(Stored records)
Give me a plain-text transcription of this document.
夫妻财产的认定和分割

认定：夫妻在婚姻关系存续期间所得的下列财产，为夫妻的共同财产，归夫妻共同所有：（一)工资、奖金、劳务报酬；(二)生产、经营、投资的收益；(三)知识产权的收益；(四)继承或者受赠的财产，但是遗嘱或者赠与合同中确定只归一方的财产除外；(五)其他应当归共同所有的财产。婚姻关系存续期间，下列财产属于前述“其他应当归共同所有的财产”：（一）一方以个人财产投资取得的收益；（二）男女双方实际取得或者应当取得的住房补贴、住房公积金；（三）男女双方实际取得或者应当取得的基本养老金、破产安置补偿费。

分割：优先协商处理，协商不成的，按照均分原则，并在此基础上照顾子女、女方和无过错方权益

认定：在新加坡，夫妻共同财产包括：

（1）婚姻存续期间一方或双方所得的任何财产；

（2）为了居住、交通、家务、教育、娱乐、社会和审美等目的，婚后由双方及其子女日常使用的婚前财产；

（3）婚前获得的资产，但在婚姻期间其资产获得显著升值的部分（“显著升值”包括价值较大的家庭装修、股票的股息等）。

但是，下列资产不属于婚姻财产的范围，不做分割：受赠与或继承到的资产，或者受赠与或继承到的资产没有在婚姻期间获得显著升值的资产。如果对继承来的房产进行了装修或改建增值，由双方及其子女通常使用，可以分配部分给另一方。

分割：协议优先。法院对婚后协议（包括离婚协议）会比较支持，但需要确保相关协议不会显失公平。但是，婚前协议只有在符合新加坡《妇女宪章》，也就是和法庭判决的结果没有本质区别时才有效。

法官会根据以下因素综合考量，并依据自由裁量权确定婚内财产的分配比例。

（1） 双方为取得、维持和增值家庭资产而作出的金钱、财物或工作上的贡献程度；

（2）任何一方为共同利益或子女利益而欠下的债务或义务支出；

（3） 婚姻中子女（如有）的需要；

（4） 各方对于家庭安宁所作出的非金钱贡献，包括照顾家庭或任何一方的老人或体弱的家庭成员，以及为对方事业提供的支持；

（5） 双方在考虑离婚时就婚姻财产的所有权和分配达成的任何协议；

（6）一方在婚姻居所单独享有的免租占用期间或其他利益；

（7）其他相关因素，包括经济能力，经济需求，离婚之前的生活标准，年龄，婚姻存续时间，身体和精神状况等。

*Task to carry out*: Each of the records should be retyped exactly.

*Correct answer*:
Give me a plain-text transcription of this document.
夫妻财产的认定和分割

认定：夫妻在婚姻关系存续期间所得的下列财产，为夫妻的共同财产，归夫妻共同所有：（一)工资、奖金、劳务报酬；(二)生产、经营、投资的收益；(三)知识产权的收益；(四)继承或者受赠的财产，但是遗嘱或者赠与合同中确定只归一方的财产除外；(五)其他应当归共同所有的财产。婚姻关系存续期间，下列财产属于前述“其他应当归共同所有的财产”：（一）一方以个人财产投资取得的收益；（二）男女双方实际取得或者应当取得的住房补贴、住房公积金；（三）男女双方实际取得或者应当取得的基本养老金、破产安置补偿费。

分割：优先协商处理，协商不成的，按照均分原则，并在此基础上照顾子女、女方和无过错方权益

认定：在新加坡，夫妻共同财产包括：

（1）婚姻存续期间一方或双方所得的任何财产；

（2）为了居住、交通、家务、教育、娱乐、社会和审美等目的，婚后由双方及其子女日常使用的婚前财产；

（3）婚前获得的资产，但在婚姻期间其资产获得显著升值的部分（“显著升值”包括价值较大的家庭装修、股票的股息等）。

但是，下列资产不属于婚姻财产的范围，不做分割：受赠与或继承到的资产，或者受赠与或继承到的资产没有在婚姻期间获得显著升值的资产。如果对继承来的房产进行了装修或改建增值，由双方及其子女通常使用，可以分配部分给另一方。

分割：协议优先。法院对婚后协议（包括离婚协议）会比较支持，但需要确保相关协议不会显失公平。但是，婚前协议只有在符合新加坡《妇女宪章》，也就是和法庭判决的结果没有本质区别时才有效。

法官会根据以下因素综合考量，并依据自由裁量权确定婚内财产的分配比例。

（1） 双方为取得、维持和增值家庭资产而作出的金钱、财物或工作上的贡献程度；

（2）任何一方为共同利益或子女利益而欠下的债务或义务支出；

（3） 婚姻中子女（如有）的需要；

（4） 各方对于家庭安宁所作出的非金钱贡献，包括照顾家庭或任何一方的老人或体弱的家庭成员，以及为对方事业提供的支持；

（5） 双方在考虑离婚时就婚姻财产的所有权和分配达成的任何协议；

（6）一方在婚姻居所单独享有的免租占用期间或其他利益；

（7）其他相关因素，包括经济能力，经济需求，离婚之前的生活标准，年龄，婚姻存续时间，身体和精神状况等。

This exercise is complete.